Stated task
Transcribe every line, keeping it exact.
━━━ Records to use
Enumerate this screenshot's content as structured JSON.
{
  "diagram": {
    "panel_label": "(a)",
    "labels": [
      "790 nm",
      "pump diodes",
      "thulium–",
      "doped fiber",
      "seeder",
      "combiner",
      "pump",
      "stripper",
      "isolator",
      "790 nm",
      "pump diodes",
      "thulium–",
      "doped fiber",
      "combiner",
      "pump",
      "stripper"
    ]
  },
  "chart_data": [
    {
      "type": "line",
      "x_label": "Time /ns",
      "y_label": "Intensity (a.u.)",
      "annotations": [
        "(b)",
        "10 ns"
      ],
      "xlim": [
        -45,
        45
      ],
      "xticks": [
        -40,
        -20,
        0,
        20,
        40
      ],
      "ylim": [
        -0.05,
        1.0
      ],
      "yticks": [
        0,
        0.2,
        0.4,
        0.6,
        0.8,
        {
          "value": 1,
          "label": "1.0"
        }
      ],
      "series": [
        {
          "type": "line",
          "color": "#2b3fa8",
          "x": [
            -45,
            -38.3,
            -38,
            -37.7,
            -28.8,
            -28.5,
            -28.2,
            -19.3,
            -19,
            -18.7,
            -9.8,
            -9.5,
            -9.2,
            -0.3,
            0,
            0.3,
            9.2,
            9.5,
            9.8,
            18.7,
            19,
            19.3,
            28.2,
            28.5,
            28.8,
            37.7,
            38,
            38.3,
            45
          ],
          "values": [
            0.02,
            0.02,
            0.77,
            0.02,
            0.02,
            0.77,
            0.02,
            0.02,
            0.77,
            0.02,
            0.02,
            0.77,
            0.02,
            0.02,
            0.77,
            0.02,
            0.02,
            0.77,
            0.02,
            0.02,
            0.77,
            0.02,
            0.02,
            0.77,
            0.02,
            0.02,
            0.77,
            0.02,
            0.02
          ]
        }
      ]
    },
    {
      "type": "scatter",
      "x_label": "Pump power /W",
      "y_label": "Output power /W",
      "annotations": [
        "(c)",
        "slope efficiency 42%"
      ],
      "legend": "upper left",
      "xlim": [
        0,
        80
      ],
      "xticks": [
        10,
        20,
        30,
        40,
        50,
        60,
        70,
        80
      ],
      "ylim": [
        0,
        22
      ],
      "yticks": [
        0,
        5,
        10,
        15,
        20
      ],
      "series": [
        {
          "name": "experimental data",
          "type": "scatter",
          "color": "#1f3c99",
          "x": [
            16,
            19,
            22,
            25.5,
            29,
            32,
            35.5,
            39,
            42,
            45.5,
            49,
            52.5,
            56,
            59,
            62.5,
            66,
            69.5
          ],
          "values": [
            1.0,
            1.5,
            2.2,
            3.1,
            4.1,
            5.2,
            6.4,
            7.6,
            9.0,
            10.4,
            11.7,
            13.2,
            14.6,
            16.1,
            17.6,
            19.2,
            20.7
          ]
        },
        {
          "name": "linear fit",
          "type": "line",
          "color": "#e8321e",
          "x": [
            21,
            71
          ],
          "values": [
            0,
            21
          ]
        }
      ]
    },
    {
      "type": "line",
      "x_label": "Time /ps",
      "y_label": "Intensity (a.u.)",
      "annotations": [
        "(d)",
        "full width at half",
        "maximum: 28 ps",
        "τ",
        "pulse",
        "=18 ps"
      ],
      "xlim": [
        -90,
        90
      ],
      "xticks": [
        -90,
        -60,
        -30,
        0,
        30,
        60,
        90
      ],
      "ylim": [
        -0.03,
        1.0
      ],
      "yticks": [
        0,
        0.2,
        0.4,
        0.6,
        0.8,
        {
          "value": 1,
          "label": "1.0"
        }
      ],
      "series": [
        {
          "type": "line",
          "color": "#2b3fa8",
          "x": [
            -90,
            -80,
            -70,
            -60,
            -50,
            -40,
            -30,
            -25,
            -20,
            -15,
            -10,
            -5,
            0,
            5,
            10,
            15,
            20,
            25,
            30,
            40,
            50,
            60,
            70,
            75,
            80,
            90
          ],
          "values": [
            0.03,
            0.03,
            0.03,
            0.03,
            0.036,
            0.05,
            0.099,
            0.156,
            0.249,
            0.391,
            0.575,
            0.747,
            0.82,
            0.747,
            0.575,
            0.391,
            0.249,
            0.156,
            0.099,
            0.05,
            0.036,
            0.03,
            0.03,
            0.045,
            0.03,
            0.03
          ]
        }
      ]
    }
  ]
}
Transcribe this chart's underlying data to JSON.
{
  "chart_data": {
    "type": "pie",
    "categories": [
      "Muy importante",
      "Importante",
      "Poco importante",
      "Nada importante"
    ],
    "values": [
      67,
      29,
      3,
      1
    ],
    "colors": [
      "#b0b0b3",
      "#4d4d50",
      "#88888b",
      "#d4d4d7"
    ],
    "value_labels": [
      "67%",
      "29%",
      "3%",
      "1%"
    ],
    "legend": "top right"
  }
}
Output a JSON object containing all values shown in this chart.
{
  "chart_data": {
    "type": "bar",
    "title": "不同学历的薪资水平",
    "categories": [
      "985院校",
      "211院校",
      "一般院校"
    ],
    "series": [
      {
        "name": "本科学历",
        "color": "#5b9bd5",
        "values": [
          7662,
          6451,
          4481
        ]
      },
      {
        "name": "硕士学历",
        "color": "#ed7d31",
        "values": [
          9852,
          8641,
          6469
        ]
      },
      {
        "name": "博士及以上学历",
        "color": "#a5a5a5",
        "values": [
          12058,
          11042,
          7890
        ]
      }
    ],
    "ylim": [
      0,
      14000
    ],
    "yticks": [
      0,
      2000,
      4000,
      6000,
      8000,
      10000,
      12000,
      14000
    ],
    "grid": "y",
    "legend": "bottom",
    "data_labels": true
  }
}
━━━━━━
The reply
Enumerate this screenshot's content as structured JSON.
{
  "diagram": {
    "panel_label": "(a)",
    "labels": [
      "790 nm",
      "pump diodes",
      "thulium–",
      "doped fiber",
      "seeder",
      "combiner",
      "pump",
      "stripper",
      "isolator",
      "790 nm",
      "pump diodes",
      "thulium–",
      "doped fiber",
      "combiner",
      "pump",
      "stripper"
    ]
  },
  "chart_data": [
    {
      "type": "line",
      "x_label": "Time /ns",
      "y_label": "Intensity (a.u.)",
      "annotations": [
        "(b)",
        "10 ns"
      ],
      "xlim": [
        -45,
        45
      ],
      "xticks": [
        -40,
        -20,
        0,
        20,
        40
      ],
      "ylim": [
        -0.05,
        1.0
      ],
      "yticks": [
        0,
        0.2,
        0.4,
        0.6,
        0.8,
        {
          "value": 1,
          "label": "1.0"
        }
      ],
      "series": [
        {
          "type": "line",
          "color": "#2b3fa8",
          "x": [
            -45,
            -38.3,
            -38,
            -37.7,
            -28.8,
            -28.5,
            -28.2,
            -19.3,
            -19,
            -18.7,
            -9.8,
            -9.5,
            -9.2,
            -0.3,
            0,
            0.3,
            9.2,
            9.5,
            9.8,
            18.7,
            19,
            19.3,
            28.2,
            28.5,
            28.8,
            37.7,
            38,
            38.3,
            45
          ],
          "values": [
            0.02,
            0.02,
            0.77,
            0.02,
            0.02,
            0.77,
            0.02,
            0.02,
            0.77,
            0.02,
            0.02,
            0.77,
            0.02,
            0.02,
            0.77,
            0.02,
            0.02,
            0.77,
            0.02,
            0.02,
            0.77,
            0.02,
            0.02,
            0.77,
            0.02,
            0.02,
            0.77,
            0.02,
            0.02
          ]
        }
      ]
    },
    {
      "type": "scatter",
      "x_label": "Pump power /W",
      "y_label": "Output power /W",
      "annotations": [
        "(c)",
        "slope efficiency 42%"
      ],
      "legend": "upper left",
      "xlim": [
        0,
        80
      ],
      "xticks": [
        10,
        20,
        30,
        40,
        50,
        60,
        70,
        80
      ],
      "ylim": [
        0,
        22
      ],
      "yticks": [
        0,
        5,
        10,
        15,
        20
      ],
      "series": [
        {
          "name": "experimental data",
          "type": "scatter",
          "color": "#1f3c99",
          "x": [
            16,
            19,
            22,
            25.5,
            29,
            32,
            35.5,
            39,
            42,
            45.5,
            49,
            52.5,
            56,
            59,
            62.5,
            66,
            69.5
          ],
          "values": [
            1.0,
            1.5,
            2.2,
            3.1,
            4.1,
            5.2,
            6.4,
            7.6,
            9.0,
            10.4,
            11.7,
            13.2,
            14.6,
            16.1,
            17.6,
            19.2,
            20.7
          ]
        },
        {
          "name": "linear fit",
          "type": "line",
          "color": "#e8321e",
          "x": [
            21,
            71
          ],
          "values": [
            0,
            21
          ]
        }
      ]
    },
    {
      "type": "line",
      "x_label": "Time /ps",
      "y_label": "Intensity (a.u.)",
      "annotations": [
        "(d)",
        "full width at half",
        "maximum: 28 ps",
        "τ",
        "pulse",
        "=18 ps"
      ],
      "xlim": [
        -90,
        90
      ],
      "xticks": [
        -90,
        -60,
        -30,
        0,
        30,
        60,
        90
      ],
      "ylim": [
        -0.03,
        1.0
      ],
      "yticks": [
        0,
        0.2,
        0.4,
        0.6,
        0.8,
        {
          "value": 1,
          "label": "1.0"
        }
      ],
      "series": [
        {
          "type": "line",
          "color": "#2b3fa8",
          "x": [
            -90,
            -80,
            -70,
            -60,
            -50,
            -40,
            -30,
            -25,
            -20,
            -15,
            -10,
            -5,
            0,
            5,
            10,
            15,
            20,
            25,
            30,
            40,
            50,
            60,
            70,
            75,
            80,
            90
          ],
          "values": [
            0.03,
            0.03,
            0.03,
            0.03,
            0.036,
            0.05,
            0.099,
            0.156,
            0.249,
            0.391,
            0.575,
            0.747,
            0.82,
            0.747,
            0.575,
            0.391,
            0.249,
            0.156,
            0.099,
            0.05,
            0.036,
            0.03,
            0.03,
            0.045,
            0.03,
            0.03
          ]
        }
      ]
    }
  ]
}
Transcribe this chart's underlying data to JSON.
{
  "chart_data": {
    "type": "pie",
    "categories": [
      "Muy importante",
      "Importante",
      "Poco importante",
      "Nada importante"
    ],
    "values": [
      67,
      29,
      3,
      1
    ],
    "colors": [
      "#b0b0b3",
      "#4d4d50",
      "#88888b",
      "#d4d4d7"
    ],
    "value_labels": [
      "67%",
      "29%",
      "3%",
      "1%"
    ],
    "legend": "top right"
  }
}
Output a JSON object containing all values shown in this chart.
{
  "chart_data": {
    "type": "bar",
    "title": "不同学历的薪资水平",
    "categories": [
      "985院校",
      "211院校",
      "一般院校"
    ],
    "series": [
      {
        "name": "本科学历",
        "color": "#5b9bd5",
        "values": [
          7662,
          6451,
          4481
        ]
      },
      {
        "name": "硕士学历",
        "color": "#ed7d31",
        "values": [
          9852,
          8641,
          6469
        ]
      },
      {
        "name": "博士及以上学历",
        "color": "#a5a5a5",
        "values": [
          12058,
          11042,
          7890
        ]
      }
    ],
    "ylim": [
      0,
      14000
    ],
    "yticks": [
      0,
      2000,
      4000,
      6000,
      8000,
      10000,
      12000,
      14000
    ],
    "grid": "y",
    "legend": "bottom",
    "data_labels": true
  }
}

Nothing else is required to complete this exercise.